STATED EXERCISE
Return the material below in full and exactly.

DATA ROWS
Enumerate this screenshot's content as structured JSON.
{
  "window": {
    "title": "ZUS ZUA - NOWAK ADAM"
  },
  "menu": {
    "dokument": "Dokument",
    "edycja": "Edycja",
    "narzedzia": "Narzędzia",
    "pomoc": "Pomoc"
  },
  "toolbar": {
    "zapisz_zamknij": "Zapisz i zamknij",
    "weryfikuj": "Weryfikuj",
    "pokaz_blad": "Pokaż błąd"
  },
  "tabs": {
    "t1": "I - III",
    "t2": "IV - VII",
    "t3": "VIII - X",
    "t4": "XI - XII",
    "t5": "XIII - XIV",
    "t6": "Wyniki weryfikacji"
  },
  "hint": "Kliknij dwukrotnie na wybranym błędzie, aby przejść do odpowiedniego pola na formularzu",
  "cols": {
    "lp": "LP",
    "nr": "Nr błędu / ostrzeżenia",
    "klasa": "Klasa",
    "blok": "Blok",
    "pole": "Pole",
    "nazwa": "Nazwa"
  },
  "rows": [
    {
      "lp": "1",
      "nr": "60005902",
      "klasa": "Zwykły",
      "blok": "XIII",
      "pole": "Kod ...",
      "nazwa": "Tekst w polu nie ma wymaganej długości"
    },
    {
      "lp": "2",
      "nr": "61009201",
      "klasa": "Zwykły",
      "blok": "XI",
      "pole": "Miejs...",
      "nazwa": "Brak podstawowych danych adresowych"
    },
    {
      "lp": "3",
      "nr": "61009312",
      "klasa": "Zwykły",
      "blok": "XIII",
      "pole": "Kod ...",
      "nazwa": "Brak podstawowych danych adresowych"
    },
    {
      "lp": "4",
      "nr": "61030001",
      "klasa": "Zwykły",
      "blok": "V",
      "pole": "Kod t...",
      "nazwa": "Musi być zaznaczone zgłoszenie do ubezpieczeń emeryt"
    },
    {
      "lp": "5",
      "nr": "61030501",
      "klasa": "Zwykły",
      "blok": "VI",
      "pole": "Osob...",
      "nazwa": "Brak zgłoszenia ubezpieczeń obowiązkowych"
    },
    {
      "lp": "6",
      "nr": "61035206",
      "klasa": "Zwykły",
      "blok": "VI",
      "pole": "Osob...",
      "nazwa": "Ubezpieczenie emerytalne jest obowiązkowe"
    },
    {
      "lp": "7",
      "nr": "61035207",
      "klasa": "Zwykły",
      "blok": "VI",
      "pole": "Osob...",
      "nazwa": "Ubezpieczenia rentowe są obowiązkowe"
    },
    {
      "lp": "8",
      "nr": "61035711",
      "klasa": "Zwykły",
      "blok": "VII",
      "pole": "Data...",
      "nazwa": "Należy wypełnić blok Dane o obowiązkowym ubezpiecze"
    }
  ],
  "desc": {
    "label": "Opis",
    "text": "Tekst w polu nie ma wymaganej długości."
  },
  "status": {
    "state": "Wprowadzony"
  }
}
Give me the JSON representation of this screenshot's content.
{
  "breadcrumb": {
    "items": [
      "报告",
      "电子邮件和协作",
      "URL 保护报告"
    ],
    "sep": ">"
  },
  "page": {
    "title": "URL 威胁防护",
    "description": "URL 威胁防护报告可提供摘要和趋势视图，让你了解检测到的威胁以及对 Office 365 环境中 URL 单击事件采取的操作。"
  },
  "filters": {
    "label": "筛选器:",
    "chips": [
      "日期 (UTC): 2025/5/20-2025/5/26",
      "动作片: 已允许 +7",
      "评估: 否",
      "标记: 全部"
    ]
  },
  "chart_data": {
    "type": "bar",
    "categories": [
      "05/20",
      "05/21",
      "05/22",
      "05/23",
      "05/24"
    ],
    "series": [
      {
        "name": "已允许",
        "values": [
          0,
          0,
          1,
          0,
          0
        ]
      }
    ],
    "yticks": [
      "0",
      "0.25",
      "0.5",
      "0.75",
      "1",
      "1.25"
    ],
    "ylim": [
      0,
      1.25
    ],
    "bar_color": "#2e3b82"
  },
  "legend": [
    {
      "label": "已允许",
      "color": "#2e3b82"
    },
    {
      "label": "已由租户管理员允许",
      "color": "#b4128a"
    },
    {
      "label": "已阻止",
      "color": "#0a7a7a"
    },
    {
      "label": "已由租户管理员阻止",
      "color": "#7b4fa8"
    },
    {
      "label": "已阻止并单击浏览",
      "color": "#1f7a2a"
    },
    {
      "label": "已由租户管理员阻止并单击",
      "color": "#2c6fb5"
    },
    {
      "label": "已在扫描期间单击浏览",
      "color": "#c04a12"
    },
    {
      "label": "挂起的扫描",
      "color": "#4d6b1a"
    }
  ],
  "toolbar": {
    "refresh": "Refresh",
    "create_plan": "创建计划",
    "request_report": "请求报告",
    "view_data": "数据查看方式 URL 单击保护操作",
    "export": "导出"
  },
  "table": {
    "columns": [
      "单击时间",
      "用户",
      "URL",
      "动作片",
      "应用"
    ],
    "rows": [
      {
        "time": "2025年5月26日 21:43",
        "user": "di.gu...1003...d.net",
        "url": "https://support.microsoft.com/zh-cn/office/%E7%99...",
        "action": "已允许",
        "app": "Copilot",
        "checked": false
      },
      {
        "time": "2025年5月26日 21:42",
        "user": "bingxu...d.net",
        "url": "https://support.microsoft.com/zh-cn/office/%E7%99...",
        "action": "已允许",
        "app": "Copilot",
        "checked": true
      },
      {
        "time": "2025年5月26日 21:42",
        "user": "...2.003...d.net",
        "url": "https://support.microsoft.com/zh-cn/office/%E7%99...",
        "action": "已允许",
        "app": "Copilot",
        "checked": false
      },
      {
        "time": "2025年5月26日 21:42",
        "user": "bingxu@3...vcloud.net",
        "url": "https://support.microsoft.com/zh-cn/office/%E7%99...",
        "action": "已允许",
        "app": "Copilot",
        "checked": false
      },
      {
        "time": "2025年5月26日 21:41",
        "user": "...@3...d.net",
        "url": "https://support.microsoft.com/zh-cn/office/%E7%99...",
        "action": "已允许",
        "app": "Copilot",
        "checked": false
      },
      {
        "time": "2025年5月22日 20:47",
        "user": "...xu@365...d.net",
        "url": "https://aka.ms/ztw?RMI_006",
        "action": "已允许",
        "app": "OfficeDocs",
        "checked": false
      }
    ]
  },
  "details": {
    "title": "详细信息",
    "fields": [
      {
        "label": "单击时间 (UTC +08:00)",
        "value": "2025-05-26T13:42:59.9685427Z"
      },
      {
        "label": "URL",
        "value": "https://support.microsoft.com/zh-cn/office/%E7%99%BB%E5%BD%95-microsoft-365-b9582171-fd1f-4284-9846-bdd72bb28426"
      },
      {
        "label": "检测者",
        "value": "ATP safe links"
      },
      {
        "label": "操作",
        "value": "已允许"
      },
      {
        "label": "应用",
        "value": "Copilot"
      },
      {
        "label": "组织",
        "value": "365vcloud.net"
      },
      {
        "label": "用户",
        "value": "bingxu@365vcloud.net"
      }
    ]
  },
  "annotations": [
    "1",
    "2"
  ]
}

EXERCISE OUTPUT
Enumerate this screenshot's content as structured JSON.
{
  "window": {
    "title": "ZUS ZUA - NOWAK ADAM"
  },
  "menu": {
    "dokument": "Dokument",
    "edycja": "Edycja",
    "narzedzia": "Narzędzia",
    "pomoc": "Pomoc"
  },
  "toolbar": {
    "zapisz_zamknij": "Zapisz i zamknij",
    "weryfikuj": "Weryfikuj",
    "pokaz_blad": "Pokaż błąd"
  },
  "tabs": {
    "t1": "I - III",
    "t2": "IV - VII",
    "t3": "VIII - X",
    "t4": "XI - XII",
    "t5": "XIII - XIV",
    "t6": "Wyniki weryfikacji"
  },
  "hint": "Kliknij dwukrotnie na wybranym błędzie, aby przejść do odpowiedniego pola na formularzu",
  "cols": {
    "lp": "LP",
    "nr": "Nr błędu / ostrzeżenia",
    "klasa": "Klasa",
    "blok": "Blok",
    "pole": "Pole",
    "nazwa": "Nazwa"
  },
  "rows": [
    {
      "lp": "1",
      "nr": "60005902",
      "klasa": "Zwykły",
      "blok": "XIII",
      "pole": "Kod ...",
      "nazwa": "Tekst w polu nie ma wymaganej długości"
    },
    {
      "lp": "2",
      "nr": "61009201",
      "klasa": "Zwykły",
      "blok": "XI",
      "pole": "Miejs...",
      "nazwa": "Brak podstawowych danych adresowych"
    },
    {
      "lp": "3",
      "nr": "61009312",
      "klasa": "Zwykły",
      "blok": "XIII",
      "pole": "Kod ...",
      "nazwa": "Brak podstawowych danych adresowych"
    },
    {
      "lp": "4",
      "nr": "61030001",
      "klasa": "Zwykły",
      "blok": "V",
      "pole": "Kod t...",
      "nazwa": "Musi być zaznaczone zgłoszenie do ubezpieczeń emeryt"
    },
    {
      "lp": "5",
      "nr": "61030501",
      "klasa": "Zwykły",
      "blok": "VI",
      "pole": "Osob...",
      "nazwa": "Brak zgłoszenia ubezpieczeń obowiązkowych"
    },
    {
      "lp": "6",
      "nr": "61035206",
      "klasa": "Zwykły",
      "blok": "VI",
      "pole": "Osob...",
      "nazwa": "Ubezpieczenie emerytalne jest obowiązkowe"
    },
    {
      "lp": "7",
      "nr": "61035207",
      "klasa": "Zwykły",
      "blok": "VI",
      "pole": "Osob...",
      "nazwa": "Ubezpieczenia rentowe są obowiązkowe"
    },
    {
      "lp": "8",
      "nr": "61035711",
      "klasa": "Zwykły",
      "blok": "VII",
      "pole": "Data...",
      "nazwa": "Należy wypełnić blok Dane o obowiązkowym ubezpiecze"
    }
  ],
  "desc": {
    "label": "Opis",
    "text": "Tekst w polu nie ma wymaganej długości."
  },
  "status": {
    "state": "Wprowadzony"
  }
}
Give me the JSON representation of this screenshot's content.
{
  "breadcrumb": {
    "items": [
      "报告",
      "电子邮件和协作",
      "URL 保护报告"
    ],
    "sep": ">"
  },
  "page": {
    "title": "URL 威胁防护",
    "description": "URL 威胁防护报告可提供摘要和趋势视图，让你了解检测到的威胁以及对 Office 365 环境中 URL 单击事件采取的操作。"
  },
  "filters": {
    "label": "筛选器:",
    "chips": [
      "日期 (UTC): 2025/5/20-2025/5/26",
      "动作片: 已允许 +7",
      "评估: 否",
      "标记: 全部"
    ]
  },
  "chart_data": {
    "type": "bar",
    "categories": [
      "05/20",
      "05/21",
      "05/22",
      "05/23",
      "05/24"
    ],
    "series": [
      {
        "name": "已允许",
        "values": [
          0,
          0,
          1,
          0,
          0
        ]
      }
    ],
    "yticks": [
      "0",
      "0.25",
      "0.5",
      "0.75",
      "1",
      "1.25"
    ],
    "ylim": [
      0,
      1.25
    ],
    "bar_color": "#2e3b82"
  },
  "legend": [
    {
      "label": "已允许",
      "color": "#2e3b82"
    },
    {
      "label": "已由租户管理员允许",
      "color": "#b4128a"
    },
    {
      "label": "已阻止",
      "color": "#0a7a7a"
    },
    {
      "label": "已由租户管理员阻止",
      "color": "#7b4fa8"
    },
    {
      "label": "已阻止并单击浏览",
      "color": "#1f7a2a"
    },
    {
      "label": "已由租户管理员阻止并单击",
      "color": "#2c6fb5"
    },
    {
      "label": "已在扫描期间单击浏览",
      "color": "#c04a12"
    },
    {
      "label": "挂起的扫描",
      "color": "#4d6b1a"
    }
  ],
  "toolbar": {
    "refresh": "Refresh",
    "create_plan": "创建计划",
    "request_report": "请求报告",
    "view_data": "数据查看方式 URL 单击保护操作",
    "export": "导出"
  },
  "table": {
    "columns": [
      "单击时间",
      "用户",
      "URL",
      "动作片",
      "应用"
    ],
    "rows": [
      {
        "time": "2025年5月26日 21:43",
        "user": "di.gu...1003...d.net",
        "url": "https://support.microsoft.com/zh-cn/office/%E7%99...",
        "action": "已允许",
        "app": "Copilot",
        "checked": false
      },
      {
        "time": "2025年5月26日 21:42",
        "user": "bingxu...d.net",
        "url": "https://support.microsoft.com/zh-cn/office/%E7%99...",
        "action": "已允许",
        "app": "Copilot",
        "checked": true
      },
      {
        "time": "2025年5月26日 21:42",
        "user": "...2.003...d.net",
        "url": "https://support.microsoft.com/zh-cn/office/%E7%99...",
        "action": "已允许",
        "app": "Copilot",
        "checked": false
      },
      {
        "time": "2025年5月26日 21:42",
        "user": "bingxu@3...vcloud.net",
        "url": "https://support.microsoft.com/zh-cn/office/%E7%99...",
        "action": "已允许",
        "app": "Copilot",
        "checked": false
      },
      {
        "time": "2025年5月26日 21:41",
        "user": "...@3...d.net",
        "url": "https://support.microsoft.com/zh-cn/office/%E7%99...",
        "action": "已允许",
        "app": "Copilot",
        "checked": false
      },
      {
        "time": "2025年5月22日 20:47",
        "user": "...xu@365...d.net",
        "url": "https://aka.ms/ztw?RMI_006",
        "action": "已允许",
        "app": "OfficeDocs",
        "checked": false
      }
    ]
  },
  "details": {
    "title": "详细信息",
    "fields": [
      {
        "label": "单击时间 (UTC +08:00)",
        "value": "2025-05-26T13:42:59.9685427Z"
      },
      {
        "label": "URL",
        "value": "https://support.microsoft.com/zh-cn/office/%E7%99%BB%E5%BD%95-microsoft-365-b9582171-fd1f-4284-9846-bdd72bb28426"
      },
      {
        "label": "检测者",
        "value": "ATP safe links"
      },
      {
        "label": "操作",
        "value": "已允许"
      },
      {
        "label": "应用",
        "value": "Copilot"
      },
      {
        "label": "组织",
        "value": "365vcloud.net"
      },
      {
        "label": "用户",
        "value": "bingxu@365vcloud.net"
      }
    ]
  },
  "annotations": [
    "1",
    "2"
  ]
}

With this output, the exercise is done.